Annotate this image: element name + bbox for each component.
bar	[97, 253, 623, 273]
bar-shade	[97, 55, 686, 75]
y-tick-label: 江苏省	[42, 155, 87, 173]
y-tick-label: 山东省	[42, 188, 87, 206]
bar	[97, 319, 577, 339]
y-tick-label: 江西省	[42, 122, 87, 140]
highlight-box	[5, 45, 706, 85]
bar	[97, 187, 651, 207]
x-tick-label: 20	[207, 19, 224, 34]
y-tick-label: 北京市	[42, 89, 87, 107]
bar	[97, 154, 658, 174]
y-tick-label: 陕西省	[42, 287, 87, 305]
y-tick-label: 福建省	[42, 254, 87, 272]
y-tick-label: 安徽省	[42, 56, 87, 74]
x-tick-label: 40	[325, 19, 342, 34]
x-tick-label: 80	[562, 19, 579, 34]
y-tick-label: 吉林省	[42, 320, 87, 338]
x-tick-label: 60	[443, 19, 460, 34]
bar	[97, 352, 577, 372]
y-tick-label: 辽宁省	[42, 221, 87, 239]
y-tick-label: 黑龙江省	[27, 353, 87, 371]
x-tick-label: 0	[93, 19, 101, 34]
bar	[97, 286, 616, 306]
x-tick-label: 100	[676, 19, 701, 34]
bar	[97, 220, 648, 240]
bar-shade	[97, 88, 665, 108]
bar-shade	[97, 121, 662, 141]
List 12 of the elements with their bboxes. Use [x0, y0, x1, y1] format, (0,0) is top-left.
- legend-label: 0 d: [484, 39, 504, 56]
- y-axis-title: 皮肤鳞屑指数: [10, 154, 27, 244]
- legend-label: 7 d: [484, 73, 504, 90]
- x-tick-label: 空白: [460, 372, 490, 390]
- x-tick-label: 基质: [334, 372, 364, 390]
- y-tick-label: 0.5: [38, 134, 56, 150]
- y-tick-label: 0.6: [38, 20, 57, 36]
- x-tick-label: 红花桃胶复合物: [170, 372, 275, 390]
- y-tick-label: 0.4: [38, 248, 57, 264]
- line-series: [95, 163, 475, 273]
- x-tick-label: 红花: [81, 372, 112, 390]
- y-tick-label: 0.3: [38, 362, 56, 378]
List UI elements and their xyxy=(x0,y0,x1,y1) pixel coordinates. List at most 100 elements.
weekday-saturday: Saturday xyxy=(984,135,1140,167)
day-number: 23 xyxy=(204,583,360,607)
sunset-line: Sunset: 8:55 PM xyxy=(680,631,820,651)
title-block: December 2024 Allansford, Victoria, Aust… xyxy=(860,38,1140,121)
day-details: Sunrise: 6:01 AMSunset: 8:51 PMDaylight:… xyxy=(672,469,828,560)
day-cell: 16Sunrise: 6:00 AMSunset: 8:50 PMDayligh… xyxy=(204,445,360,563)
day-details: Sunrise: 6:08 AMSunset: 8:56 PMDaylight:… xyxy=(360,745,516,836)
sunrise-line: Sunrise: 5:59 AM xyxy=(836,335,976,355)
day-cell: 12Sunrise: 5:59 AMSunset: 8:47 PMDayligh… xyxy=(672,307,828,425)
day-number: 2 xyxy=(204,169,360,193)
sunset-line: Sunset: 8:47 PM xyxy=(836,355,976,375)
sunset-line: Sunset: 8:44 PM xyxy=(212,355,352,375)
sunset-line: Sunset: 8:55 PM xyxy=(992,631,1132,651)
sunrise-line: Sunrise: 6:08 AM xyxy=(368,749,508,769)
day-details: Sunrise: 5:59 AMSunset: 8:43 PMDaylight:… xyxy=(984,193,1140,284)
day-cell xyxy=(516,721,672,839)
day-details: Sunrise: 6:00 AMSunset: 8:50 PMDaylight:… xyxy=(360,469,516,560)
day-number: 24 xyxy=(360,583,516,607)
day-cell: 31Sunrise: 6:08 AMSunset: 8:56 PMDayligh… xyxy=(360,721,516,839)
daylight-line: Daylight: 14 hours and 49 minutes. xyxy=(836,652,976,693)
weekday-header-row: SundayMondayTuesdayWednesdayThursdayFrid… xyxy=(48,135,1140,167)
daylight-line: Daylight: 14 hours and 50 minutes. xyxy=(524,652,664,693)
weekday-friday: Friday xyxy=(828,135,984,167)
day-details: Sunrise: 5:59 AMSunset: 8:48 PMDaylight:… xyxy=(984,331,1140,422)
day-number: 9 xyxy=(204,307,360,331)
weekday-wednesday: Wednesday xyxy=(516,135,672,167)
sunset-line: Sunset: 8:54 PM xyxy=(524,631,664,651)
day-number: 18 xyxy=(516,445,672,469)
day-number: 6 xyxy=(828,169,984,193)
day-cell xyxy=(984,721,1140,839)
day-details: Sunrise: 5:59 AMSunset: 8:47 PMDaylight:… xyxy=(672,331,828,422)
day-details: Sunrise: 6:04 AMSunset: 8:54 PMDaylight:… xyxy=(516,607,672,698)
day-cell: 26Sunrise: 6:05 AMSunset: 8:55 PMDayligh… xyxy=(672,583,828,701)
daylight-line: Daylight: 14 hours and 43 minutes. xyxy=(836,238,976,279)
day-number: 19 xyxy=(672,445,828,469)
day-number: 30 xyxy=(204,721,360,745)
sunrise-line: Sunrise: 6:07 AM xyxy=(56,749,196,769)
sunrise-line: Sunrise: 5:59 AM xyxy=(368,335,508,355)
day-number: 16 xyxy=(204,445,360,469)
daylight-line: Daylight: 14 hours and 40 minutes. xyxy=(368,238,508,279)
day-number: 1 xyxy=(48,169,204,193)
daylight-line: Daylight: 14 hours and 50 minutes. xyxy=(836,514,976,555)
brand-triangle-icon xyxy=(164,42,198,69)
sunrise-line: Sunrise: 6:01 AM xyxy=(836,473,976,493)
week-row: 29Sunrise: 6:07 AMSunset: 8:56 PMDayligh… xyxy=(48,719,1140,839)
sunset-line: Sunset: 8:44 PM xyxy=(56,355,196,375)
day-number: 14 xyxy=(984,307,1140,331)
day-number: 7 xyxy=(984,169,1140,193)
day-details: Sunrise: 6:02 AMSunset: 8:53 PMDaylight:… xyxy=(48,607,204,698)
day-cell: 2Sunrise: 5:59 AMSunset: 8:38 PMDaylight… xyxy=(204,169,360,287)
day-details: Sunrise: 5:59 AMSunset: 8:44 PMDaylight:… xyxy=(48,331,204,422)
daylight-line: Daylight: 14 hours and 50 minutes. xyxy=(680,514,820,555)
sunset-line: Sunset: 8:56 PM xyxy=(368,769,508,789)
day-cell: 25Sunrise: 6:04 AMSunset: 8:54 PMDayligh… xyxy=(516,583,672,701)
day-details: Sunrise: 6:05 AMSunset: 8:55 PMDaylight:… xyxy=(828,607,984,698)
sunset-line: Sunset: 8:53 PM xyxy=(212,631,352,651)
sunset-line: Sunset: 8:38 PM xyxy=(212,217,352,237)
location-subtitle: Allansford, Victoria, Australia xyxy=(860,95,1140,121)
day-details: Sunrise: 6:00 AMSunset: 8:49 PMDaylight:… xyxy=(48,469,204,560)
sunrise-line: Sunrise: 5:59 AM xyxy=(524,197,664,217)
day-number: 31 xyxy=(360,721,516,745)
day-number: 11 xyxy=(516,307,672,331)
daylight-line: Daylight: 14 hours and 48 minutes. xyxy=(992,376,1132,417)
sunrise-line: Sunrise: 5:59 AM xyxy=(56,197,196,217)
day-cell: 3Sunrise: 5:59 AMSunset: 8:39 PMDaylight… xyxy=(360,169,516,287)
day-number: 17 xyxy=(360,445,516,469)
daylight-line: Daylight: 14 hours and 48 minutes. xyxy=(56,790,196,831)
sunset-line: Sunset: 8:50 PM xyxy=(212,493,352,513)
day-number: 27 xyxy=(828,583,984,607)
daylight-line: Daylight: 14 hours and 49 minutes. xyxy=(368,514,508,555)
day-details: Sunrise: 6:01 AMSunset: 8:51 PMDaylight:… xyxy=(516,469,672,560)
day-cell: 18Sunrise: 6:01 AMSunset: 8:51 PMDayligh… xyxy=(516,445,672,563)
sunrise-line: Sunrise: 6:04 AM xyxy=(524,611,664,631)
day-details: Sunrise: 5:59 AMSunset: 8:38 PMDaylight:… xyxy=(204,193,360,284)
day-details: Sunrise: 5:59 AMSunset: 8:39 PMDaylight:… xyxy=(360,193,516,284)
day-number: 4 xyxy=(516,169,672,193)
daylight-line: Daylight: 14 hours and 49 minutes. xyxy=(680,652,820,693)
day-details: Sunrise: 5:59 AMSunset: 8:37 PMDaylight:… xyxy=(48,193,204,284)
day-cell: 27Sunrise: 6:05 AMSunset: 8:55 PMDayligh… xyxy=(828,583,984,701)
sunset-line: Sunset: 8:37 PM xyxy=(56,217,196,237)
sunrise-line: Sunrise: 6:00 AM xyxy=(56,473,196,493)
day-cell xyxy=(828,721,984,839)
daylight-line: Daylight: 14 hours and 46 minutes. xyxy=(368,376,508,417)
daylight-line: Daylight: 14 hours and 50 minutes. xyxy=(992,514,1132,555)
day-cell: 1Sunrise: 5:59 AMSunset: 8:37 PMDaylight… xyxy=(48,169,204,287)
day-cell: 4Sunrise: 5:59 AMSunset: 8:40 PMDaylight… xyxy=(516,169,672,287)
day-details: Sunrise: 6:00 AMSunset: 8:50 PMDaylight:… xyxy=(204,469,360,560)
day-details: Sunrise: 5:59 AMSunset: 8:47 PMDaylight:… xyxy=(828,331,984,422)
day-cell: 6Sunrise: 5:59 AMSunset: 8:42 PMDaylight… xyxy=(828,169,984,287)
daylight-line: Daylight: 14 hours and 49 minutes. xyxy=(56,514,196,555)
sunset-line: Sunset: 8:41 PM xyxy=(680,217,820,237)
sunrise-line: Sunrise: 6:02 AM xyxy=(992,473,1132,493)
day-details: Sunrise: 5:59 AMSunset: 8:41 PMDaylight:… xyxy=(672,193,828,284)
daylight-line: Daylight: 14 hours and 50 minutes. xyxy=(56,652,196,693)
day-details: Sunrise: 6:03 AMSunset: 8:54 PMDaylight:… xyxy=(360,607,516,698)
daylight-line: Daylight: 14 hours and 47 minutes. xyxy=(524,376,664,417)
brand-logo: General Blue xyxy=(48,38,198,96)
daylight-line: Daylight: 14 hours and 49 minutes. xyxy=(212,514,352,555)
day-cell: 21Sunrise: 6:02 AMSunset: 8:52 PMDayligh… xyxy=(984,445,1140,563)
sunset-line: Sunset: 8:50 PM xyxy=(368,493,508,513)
====
(What you should do) Reproduce unchanged every line from the first line of the records through the line containing "122, 87, 140]", with both of those lines included.

(Task response)
Annotate this image: element name + bbox for each component.
bar	[97, 253, 623, 273]
bar-shade	[97, 55, 686, 75]
y-tick-label: 江苏省	[42, 155, 87, 173]
y-tick-label: 山东省	[42, 188, 87, 206]
bar	[97, 319, 577, 339]
y-tick-label: 江西省	[42, 122, 87, 140]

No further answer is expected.